-- Start Records supplied --
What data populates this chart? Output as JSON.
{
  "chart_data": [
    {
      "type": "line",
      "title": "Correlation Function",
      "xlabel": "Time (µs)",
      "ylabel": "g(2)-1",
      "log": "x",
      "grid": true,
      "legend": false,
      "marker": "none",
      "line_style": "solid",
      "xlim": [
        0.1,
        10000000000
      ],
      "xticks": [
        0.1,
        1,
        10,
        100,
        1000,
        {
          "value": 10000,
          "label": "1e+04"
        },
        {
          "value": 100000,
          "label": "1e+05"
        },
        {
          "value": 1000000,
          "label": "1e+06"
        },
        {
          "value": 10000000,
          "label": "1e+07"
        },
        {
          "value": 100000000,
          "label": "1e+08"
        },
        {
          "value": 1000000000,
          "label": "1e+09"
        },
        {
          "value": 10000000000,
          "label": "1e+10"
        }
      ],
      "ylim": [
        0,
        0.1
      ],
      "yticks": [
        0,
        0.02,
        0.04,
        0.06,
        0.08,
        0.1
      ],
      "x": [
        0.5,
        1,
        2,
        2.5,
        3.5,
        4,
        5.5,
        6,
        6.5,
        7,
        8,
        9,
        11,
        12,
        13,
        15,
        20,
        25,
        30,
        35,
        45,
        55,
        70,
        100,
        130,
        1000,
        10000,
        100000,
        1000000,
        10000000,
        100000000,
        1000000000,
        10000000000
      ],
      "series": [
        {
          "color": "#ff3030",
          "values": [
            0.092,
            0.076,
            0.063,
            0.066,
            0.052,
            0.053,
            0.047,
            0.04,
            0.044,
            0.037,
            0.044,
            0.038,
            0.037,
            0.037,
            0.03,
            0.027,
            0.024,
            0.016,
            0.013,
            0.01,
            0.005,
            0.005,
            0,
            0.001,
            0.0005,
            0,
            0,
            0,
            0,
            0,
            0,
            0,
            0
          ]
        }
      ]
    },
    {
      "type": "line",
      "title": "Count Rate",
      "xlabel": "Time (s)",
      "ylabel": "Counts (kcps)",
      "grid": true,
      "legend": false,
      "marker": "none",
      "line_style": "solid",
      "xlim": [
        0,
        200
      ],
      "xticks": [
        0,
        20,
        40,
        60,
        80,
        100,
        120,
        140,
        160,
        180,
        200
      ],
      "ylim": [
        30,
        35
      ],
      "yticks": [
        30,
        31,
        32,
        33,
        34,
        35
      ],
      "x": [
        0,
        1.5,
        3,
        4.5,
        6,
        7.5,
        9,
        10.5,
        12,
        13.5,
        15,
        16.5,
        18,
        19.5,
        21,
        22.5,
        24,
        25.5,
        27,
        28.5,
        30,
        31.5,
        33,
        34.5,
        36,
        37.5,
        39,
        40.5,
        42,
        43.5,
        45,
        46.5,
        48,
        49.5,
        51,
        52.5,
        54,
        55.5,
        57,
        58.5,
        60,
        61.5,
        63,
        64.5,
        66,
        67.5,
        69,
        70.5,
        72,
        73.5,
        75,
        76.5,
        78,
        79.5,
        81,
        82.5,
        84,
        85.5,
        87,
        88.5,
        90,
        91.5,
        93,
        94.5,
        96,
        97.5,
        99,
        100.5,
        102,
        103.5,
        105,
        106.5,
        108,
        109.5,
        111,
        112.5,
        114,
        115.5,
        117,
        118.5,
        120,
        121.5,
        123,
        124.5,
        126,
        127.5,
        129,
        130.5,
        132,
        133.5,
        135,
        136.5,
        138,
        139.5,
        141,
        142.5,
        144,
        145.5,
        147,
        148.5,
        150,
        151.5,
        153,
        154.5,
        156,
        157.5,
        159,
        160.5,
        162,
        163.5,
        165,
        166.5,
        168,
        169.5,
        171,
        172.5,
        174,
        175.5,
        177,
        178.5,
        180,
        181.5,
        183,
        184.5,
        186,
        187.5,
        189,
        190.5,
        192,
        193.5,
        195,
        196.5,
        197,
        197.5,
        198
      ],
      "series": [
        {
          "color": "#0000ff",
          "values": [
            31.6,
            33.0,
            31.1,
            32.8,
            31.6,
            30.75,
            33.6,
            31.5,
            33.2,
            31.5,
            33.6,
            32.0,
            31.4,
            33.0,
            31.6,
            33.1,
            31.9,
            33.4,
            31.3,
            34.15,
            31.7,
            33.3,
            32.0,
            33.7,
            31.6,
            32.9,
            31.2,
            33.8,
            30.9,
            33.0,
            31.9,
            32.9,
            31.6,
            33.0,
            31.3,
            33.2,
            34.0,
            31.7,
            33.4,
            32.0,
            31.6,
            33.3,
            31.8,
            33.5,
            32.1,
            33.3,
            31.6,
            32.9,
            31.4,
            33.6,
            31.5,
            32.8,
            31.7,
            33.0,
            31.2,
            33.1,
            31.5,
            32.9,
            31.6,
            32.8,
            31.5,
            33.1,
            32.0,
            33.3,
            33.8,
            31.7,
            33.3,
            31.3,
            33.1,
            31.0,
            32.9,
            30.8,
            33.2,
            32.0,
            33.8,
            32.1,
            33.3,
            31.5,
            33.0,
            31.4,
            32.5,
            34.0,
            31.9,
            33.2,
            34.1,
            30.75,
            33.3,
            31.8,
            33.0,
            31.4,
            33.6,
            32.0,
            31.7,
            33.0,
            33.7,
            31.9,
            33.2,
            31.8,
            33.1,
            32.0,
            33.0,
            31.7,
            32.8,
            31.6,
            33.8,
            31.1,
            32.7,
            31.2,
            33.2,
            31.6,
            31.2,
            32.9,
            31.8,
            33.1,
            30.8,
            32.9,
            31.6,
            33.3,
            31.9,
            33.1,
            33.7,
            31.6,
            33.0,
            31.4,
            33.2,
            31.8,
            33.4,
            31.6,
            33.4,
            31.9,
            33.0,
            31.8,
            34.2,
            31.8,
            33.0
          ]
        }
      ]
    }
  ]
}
-- End Records supplied --
Requirements:
Please reproduce all of the entries exactly as they stand.

Solution to this exercise:
What data populates this chart? Output as JSON.
{
  "chart_data": [
    {
      "type": "line",
      "title": "Correlation Function",
      "xlabel": "Time (µs)",
      "ylabel": "g(2)-1",
      "log": "x",
      "grid": true,
      "legend": false,
      "marker": "none",
      "line_style": "solid",
      "xlim": [
        0.1,
        10000000000
      ],
      "xticks": [
        0.1,
        1,
        10,
        100,
        1000,
        {
          "value": 10000,
          "label": "1e+04"
        },
        {
          "value": 100000,
          "label": "1e+05"
        },
        {
          "value": 1000000,
          "label": "1e+06"
        },
        {
          "value": 10000000,
          "label": "1e+07"
        },
        {
          "value": 100000000,
          "label": "1e+08"
        },
        {
          "value": 1000000000,
          "label": "1e+09"
        },
        {
          "value": 10000000000,
          "label": "1e+10"
        }
      ],
      "ylim": [
        0,
        0.1
      ],
      "yticks": [
        0,
        0.02,
        0.04,
        0.06,
        0.08,
        0.1
      ],
      "x": [
        0.5,
        1,
        2,
        2.5,
        3.5,
        4,
        5.5,
        6,
        6.5,
        7,
        8,
        9,
        11,
        12,
        13,
        15,
        20,
        25,
        30,
        35,
        45,
        55,
        70,
        100,
        130,
        1000,
        10000,
        100000,
        1000000,
        10000000,
        100000000,
        1000000000,
        10000000000
      ],
      "series": [
        {
          "color": "#ff3030",
          "values": [
            0.092,
            0.076,
            0.063,
            0.066,
            0.052,
            0.053,
            0.047,
            0.04,
            0.044,
            0.037,
            0.044,
            0.038,
            0.037,
            0.037,
            0.03,
            0.027,
            0.024,
            0.016,
            0.013,
            0.01,
            0.005,
            0.005,
            0,
            0.001,
            0.0005,
            0,
            0,
            0,
            0,
            0,
            0,
            0,
            0
          ]
        }
      ]
    },
    {
      "type": "line",
      "title": "Count Rate",
      "xlabel": "Time (s)",
      "ylabel": "Counts (kcps)",
      "grid": true,
      "legend": false,
      "marker": "none",
      "line_style": "solid",
      "xlim": [
        0,
        200
      ],
      "xticks": [
        0,
        20,
        40,
        60,
        80,
        100,
        120,
        140,
        160,
        180,
        200
      ],
      "ylim": [
        30,
        35
      ],
      "yticks": [
        30,
        31,
        32,
        33,
        34,
        35
      ],
      "x": [
        0,
        1.5,
        3,
        4.5,
        6,
        7.5,
        9,
        10.5,
        12,
        13.5,
        15,
        16.5,
        18,
        19.5,
        21,
        22.5,
        24,
        25.5,
        27,
        28.5,
        30,
        31.5,
        33,
        34.5,
        36,
        37.5,
        39,
        40.5,
        42,
        43.5,
        45,
        46.5,
        48,
        49.5,
        51,
        52.5,
        54,
        55.5,
        57,
        58.5,
        60,
        61.5,
        63,
        64.5,
        66,
        67.5,
        69,
        70.5,
        72,
        73.5,
        75,
        76.5,
        78,
        79.5,
        81,
        82.5,
        84,
        85.5,
        87,
        88.5,
        90,
        91.5,
        93,
        94.5,
        96,
        97.5,
        99,
        100.5,
        102,
        103.5,
        105,
        106.5,
        108,
        109.5,
        111,
        112.5,
        114,
        115.5,
        117,
        118.5,
        120,
        121.5,
        123,
        124.5,
        126,
        127.5,
        129,
        130.5,
        132,
        133.5,
        135,
        136.5,
        138,
        139.5,
        141,
        142.5,
        144,
        145.5,
        147,
        148.5,
        150,
        151.5,
        153,
        154.5,
        156,
        157.5,
        159,
        160.5,
        162,
        163.5,
        165,
        166.5,
        168,
        169.5,
        171,
        172.5,
        174,
        175.5,
        177,
        178.5,
        180,
        181.5,
        183,
        184.5,
        186,
        187.5,
        189,
        190.5,
        192,
        193.5,
        195,
        196.5,
        197,
        197.5,
        198
      ],
      "series": [
        {
          "color": "#0000ff",
          "values": [
            31.6,
            33.0,
            31.1,
            32.8,
            31.6,
            30.75,
            33.6,
            31.5,
            33.2,
            31.5,
            33.6,
            32.0,
            31.4,
            33.0,
            31.6,
            33.1,
            31.9,
            33.4,
            31.3,
            34.15,
            31.7,
            33.3,
            32.0,
            33.7,
            31.6,
            32.9,
            31.2,
            33.8,
            30.9,
            33.0,
            31.9,
            32.9,
            31.6,
            33.0,
            31.3,
            33.2,
            34.0,
            31.7,
            33.4,
            32.0,
            31.6,
            33.3,
            31.8,
            33.5,
            32.1,
            33.3,
            31.6,
            32.9,
            31.4,
            33.6,
            31.5,
            32.8,
            31.7,
            33.0,
            31.2,
            33.1,
            31.5,
            32.9,
            31.6,
            32.8,
            31.5,
            33.1,
            32.0,
            33.3,
            33.8,
            31.7,
            33.3,
            31.3,
            33.1,
            31.0,
            32.9,
            30.8,
            33.2,
            32.0,
            33.8,
            32.1,
            33.3,
            31.5,
            33.0,
            31.4,
            32.5,
            34.0,
            31.9,
            33.2,
            34.1,
            30.75,
            33.3,
            31.8,
            33.0,
            31.4,
            33.6,
            32.0,
            31.7,
            33.0,
            33.7,
            31.9,
            33.2,
            31.8,
            33.1,
            32.0,
            33.0,
            31.7,
            32.8,
            31.6,
            33.8,
            31.1,
            32.7,
            31.2,
            33.2,
            31.6,
            31.2,
            32.9,
            31.8,
            33.1,
            30.8,
            32.9,
            31.6,
            33.3,
            31.9,
            33.1,
            33.7,
            31.6,
            33.0,
            31.4,
            33.2,
            31.8,
            33.4,
            31.6,
            33.4,
            31.9,
            33.0,
            31.8,
            34.2,
            31.8,
            33.0
          ]
        }
      ]
    }
  ]
}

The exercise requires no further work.